Excerpt from a dataset
▽
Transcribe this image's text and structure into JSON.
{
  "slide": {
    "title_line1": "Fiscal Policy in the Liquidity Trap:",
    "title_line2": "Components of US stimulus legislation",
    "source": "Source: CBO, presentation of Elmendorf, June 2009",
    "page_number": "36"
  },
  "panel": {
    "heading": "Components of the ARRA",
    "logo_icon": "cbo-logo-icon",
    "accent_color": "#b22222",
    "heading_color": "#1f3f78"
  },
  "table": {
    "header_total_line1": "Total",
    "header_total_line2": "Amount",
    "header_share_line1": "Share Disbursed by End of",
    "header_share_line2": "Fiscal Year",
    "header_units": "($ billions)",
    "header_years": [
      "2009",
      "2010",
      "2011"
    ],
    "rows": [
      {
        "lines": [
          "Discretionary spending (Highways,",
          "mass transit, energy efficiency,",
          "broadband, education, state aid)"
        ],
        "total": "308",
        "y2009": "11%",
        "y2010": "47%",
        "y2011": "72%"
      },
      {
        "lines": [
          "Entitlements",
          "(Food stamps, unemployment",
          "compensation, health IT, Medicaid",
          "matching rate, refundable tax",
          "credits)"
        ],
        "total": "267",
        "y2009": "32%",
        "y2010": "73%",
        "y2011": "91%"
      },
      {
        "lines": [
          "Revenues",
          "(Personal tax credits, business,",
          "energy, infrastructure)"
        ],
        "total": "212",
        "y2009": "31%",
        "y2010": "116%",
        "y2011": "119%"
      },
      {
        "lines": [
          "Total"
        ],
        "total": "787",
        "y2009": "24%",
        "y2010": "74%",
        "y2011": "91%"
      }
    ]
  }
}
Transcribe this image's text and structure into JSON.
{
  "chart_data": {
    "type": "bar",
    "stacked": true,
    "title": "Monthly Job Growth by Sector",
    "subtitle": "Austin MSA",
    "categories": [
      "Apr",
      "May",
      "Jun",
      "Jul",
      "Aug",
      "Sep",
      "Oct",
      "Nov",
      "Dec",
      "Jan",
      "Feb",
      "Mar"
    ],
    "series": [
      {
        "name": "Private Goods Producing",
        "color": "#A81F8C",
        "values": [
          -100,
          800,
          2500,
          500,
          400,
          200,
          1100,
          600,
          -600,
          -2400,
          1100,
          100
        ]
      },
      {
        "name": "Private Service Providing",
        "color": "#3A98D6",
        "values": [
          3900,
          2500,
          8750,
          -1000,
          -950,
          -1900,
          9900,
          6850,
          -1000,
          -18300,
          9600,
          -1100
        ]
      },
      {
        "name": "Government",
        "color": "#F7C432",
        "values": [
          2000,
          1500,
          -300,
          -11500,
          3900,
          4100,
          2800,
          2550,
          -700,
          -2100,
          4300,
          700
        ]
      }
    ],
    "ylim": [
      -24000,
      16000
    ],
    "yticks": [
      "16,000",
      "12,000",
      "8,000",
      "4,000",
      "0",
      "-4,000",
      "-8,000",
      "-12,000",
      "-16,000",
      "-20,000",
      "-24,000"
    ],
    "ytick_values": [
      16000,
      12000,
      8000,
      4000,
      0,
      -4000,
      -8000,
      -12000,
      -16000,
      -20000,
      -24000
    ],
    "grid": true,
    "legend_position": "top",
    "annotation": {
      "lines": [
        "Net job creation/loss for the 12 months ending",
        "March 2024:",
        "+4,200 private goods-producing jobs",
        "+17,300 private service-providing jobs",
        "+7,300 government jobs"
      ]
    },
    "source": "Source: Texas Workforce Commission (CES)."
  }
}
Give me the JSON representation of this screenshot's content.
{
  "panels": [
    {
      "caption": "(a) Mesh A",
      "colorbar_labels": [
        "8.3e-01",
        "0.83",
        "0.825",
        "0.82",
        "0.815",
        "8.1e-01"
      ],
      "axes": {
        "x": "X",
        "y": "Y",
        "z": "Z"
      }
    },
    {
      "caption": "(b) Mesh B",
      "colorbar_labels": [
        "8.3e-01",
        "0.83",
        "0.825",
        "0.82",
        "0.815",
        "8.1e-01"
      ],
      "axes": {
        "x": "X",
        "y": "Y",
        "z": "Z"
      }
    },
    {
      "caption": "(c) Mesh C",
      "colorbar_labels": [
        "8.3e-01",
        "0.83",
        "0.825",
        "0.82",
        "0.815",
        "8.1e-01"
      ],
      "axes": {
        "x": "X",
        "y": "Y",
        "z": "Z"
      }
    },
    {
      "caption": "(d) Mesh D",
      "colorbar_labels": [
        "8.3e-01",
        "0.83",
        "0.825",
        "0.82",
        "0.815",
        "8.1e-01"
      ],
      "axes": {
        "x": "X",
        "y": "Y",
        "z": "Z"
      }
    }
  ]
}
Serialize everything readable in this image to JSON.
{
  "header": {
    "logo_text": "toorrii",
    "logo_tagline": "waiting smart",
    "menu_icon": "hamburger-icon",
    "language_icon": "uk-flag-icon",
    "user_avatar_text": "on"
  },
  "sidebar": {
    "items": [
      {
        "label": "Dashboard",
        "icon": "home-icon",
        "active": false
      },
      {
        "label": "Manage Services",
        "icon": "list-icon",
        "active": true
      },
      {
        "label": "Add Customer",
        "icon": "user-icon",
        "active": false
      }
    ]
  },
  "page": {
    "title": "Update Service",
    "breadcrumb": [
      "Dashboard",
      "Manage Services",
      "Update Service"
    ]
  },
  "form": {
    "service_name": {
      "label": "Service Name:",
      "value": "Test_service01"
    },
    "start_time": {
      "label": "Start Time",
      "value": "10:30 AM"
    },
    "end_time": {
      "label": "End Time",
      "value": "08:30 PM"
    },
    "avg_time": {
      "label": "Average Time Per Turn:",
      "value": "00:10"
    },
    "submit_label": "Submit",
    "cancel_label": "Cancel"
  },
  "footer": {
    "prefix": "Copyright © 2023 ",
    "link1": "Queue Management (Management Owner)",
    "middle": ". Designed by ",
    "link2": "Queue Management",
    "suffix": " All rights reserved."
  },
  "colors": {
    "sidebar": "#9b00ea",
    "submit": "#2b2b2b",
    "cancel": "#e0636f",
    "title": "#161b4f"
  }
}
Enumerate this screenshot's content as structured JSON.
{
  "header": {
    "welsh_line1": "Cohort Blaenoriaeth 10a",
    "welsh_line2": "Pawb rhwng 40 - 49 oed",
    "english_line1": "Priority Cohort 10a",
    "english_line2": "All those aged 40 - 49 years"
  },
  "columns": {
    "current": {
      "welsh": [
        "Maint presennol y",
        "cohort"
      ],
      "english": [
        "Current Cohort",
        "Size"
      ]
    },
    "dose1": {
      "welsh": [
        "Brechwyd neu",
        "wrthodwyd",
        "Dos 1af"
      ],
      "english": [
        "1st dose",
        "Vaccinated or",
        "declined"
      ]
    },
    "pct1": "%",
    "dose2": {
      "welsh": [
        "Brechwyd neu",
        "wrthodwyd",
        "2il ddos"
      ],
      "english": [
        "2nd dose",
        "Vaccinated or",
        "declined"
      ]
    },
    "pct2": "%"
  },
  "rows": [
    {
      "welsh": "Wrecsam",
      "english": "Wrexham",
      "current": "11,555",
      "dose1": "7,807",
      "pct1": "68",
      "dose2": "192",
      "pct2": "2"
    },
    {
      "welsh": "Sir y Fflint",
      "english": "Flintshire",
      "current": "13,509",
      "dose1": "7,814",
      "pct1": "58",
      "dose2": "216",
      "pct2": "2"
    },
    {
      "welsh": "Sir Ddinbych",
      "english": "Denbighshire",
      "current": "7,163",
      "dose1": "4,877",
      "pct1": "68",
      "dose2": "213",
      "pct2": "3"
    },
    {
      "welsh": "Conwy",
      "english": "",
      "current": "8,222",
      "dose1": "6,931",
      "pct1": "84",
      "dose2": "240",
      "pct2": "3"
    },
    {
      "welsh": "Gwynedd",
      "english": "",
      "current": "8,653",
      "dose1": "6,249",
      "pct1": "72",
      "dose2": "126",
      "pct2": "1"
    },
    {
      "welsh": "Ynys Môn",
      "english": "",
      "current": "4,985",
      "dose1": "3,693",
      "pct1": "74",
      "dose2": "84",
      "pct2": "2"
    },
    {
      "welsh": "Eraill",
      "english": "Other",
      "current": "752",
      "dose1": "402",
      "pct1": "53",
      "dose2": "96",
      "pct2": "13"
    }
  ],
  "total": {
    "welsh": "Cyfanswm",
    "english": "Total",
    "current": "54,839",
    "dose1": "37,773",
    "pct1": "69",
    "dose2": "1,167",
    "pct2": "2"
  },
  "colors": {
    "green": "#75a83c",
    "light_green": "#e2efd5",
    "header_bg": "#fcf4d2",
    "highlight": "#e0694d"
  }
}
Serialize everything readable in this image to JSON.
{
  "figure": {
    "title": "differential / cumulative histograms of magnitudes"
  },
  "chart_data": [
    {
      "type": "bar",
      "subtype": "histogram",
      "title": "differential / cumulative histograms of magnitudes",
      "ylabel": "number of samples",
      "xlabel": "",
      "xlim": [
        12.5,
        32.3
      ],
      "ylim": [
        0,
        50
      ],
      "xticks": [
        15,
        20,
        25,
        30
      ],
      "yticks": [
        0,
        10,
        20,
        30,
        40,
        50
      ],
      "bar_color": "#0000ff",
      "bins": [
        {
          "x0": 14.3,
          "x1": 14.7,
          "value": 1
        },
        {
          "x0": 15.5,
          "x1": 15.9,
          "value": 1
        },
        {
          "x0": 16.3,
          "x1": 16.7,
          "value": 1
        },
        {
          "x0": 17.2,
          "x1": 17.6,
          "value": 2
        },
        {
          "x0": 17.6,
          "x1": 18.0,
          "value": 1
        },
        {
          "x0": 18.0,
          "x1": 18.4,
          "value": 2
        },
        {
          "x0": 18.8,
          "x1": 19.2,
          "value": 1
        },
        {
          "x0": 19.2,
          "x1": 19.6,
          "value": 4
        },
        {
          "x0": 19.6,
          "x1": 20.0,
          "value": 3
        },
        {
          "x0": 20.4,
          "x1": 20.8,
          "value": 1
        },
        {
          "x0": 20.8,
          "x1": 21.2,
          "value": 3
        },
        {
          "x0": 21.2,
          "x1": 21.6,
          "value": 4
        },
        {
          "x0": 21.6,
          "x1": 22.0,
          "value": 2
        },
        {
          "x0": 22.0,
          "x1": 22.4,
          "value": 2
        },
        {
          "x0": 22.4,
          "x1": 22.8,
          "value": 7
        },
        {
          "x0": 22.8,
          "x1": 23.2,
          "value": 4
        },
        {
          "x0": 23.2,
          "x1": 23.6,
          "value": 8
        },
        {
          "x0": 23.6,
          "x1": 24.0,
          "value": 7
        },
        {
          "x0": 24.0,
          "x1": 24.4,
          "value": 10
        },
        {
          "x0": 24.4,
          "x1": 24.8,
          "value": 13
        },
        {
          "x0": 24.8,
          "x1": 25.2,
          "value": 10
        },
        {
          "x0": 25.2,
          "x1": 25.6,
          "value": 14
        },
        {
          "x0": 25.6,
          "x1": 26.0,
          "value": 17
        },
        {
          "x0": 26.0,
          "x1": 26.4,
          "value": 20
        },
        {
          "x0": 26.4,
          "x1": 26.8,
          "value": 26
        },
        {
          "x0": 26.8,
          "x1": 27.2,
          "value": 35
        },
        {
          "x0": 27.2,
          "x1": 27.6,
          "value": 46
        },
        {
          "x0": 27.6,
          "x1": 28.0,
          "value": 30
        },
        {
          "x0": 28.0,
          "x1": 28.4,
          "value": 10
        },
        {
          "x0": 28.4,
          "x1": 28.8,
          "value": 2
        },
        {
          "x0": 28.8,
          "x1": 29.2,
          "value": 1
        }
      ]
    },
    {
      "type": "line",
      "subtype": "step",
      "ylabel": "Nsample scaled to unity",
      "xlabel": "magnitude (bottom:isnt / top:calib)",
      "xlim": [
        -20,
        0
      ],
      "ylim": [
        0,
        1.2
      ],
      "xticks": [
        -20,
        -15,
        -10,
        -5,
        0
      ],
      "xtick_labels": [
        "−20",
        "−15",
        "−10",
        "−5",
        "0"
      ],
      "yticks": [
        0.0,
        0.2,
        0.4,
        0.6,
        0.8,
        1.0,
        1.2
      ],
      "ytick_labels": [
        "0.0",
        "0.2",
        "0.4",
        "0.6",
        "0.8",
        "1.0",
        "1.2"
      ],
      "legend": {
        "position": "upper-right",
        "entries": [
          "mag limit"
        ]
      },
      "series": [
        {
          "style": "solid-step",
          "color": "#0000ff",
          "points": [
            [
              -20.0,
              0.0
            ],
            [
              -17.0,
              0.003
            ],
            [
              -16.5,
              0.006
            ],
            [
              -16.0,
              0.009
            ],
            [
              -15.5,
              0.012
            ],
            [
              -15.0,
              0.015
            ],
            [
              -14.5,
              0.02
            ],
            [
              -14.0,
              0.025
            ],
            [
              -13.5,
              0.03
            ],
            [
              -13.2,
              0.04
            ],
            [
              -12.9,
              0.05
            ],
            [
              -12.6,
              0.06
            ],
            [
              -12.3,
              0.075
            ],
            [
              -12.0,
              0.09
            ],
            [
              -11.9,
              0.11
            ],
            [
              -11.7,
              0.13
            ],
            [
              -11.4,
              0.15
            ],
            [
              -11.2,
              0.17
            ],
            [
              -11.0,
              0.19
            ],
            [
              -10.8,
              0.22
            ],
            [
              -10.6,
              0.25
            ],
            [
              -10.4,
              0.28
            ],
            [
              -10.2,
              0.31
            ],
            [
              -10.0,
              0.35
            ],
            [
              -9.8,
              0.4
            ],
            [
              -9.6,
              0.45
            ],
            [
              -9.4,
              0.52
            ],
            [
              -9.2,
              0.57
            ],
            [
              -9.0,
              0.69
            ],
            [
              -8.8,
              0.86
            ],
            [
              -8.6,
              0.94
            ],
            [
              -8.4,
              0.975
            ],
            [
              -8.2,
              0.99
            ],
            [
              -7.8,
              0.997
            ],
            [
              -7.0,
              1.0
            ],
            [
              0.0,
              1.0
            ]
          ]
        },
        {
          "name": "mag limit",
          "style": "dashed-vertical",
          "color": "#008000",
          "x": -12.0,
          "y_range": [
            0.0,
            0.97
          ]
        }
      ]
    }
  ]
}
△
◆ **Task goal**
Find every line that holds "xlabel" and copy it.

◆ **Exercise response**
      "xlabel": "",
      "xlabel": "magnitude (bottom:isnt / top:calib)",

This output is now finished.